Task objective:
Go through the records and show each line where the word "JSON" occurs.

__________

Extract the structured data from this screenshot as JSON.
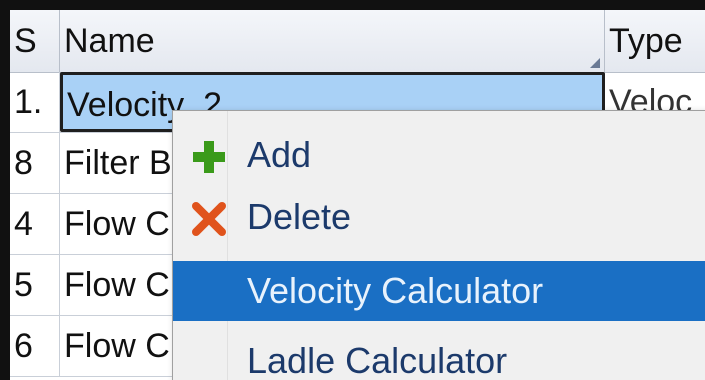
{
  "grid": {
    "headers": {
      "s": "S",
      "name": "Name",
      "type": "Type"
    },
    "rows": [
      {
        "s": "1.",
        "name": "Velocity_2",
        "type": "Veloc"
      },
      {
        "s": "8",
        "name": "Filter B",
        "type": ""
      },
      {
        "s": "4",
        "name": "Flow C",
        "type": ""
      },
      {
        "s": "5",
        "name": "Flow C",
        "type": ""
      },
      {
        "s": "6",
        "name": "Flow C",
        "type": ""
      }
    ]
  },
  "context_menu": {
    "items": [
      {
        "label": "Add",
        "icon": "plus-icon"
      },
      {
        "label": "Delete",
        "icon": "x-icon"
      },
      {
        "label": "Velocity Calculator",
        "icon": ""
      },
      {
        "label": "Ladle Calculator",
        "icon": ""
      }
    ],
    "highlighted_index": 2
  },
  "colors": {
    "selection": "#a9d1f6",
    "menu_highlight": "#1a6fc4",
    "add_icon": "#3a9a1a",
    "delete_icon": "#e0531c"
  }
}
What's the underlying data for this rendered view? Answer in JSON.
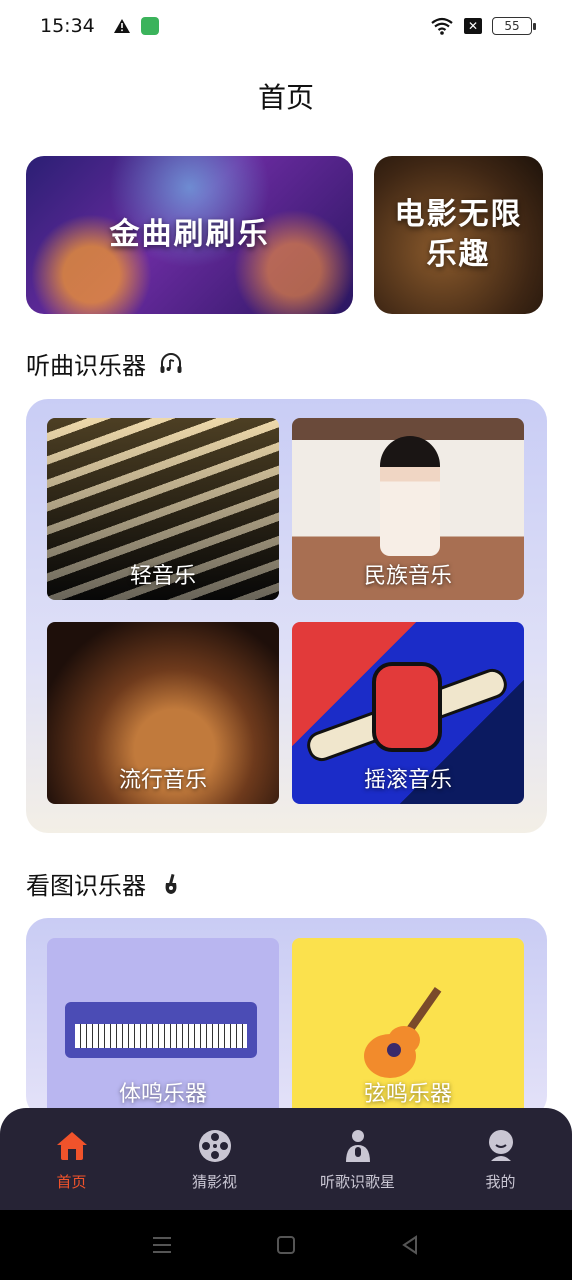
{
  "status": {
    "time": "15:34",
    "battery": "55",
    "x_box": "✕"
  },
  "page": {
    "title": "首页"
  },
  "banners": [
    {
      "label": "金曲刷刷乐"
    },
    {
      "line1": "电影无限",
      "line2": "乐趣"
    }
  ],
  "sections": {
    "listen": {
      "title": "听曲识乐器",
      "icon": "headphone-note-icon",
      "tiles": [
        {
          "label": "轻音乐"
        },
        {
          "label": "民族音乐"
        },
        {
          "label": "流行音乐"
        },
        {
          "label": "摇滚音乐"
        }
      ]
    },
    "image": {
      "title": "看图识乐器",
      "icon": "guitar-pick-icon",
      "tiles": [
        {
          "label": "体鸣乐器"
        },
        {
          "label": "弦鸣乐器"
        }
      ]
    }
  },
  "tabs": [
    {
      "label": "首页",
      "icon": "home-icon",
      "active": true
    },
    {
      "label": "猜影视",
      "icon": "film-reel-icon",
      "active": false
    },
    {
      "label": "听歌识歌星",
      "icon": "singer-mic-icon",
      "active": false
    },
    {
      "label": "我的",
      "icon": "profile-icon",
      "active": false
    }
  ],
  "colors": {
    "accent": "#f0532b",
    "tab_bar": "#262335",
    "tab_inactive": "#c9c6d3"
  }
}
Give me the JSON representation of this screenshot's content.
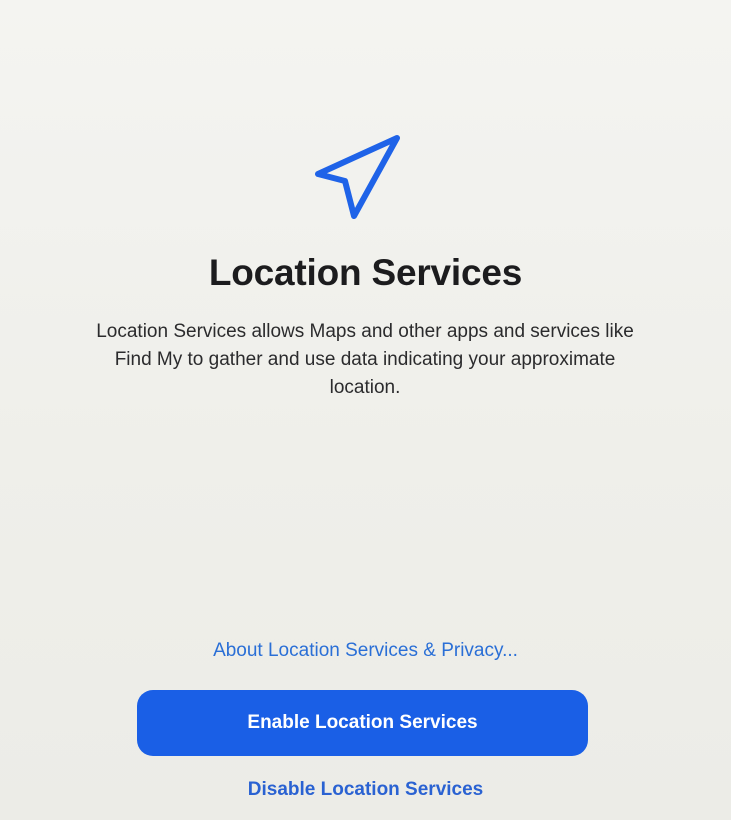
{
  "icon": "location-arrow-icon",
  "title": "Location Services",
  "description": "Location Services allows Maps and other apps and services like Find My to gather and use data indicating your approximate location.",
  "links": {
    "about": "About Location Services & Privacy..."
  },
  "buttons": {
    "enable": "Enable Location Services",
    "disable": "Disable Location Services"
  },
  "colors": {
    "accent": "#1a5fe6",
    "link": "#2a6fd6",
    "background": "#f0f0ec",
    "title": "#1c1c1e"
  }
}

__________

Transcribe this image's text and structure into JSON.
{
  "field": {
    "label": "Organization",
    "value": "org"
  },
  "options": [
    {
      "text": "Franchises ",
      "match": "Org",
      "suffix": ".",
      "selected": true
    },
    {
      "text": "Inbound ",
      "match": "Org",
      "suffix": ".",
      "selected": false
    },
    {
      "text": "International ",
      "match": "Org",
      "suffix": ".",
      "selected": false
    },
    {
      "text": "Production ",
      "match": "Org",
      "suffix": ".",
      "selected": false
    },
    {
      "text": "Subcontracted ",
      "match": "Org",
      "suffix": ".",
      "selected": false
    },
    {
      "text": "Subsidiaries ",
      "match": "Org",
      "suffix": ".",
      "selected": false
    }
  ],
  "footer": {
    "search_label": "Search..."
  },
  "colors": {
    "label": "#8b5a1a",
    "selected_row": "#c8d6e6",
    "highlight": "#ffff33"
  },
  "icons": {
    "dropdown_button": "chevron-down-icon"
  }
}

__________

Worked answer:
Extract the structured data from this screenshot as JSON.
What's the underlying data for this rendered view? Answer in JSON.
Give me the JSON representation of this screenshot's content.
Transcribe this image's text and structure into JSON.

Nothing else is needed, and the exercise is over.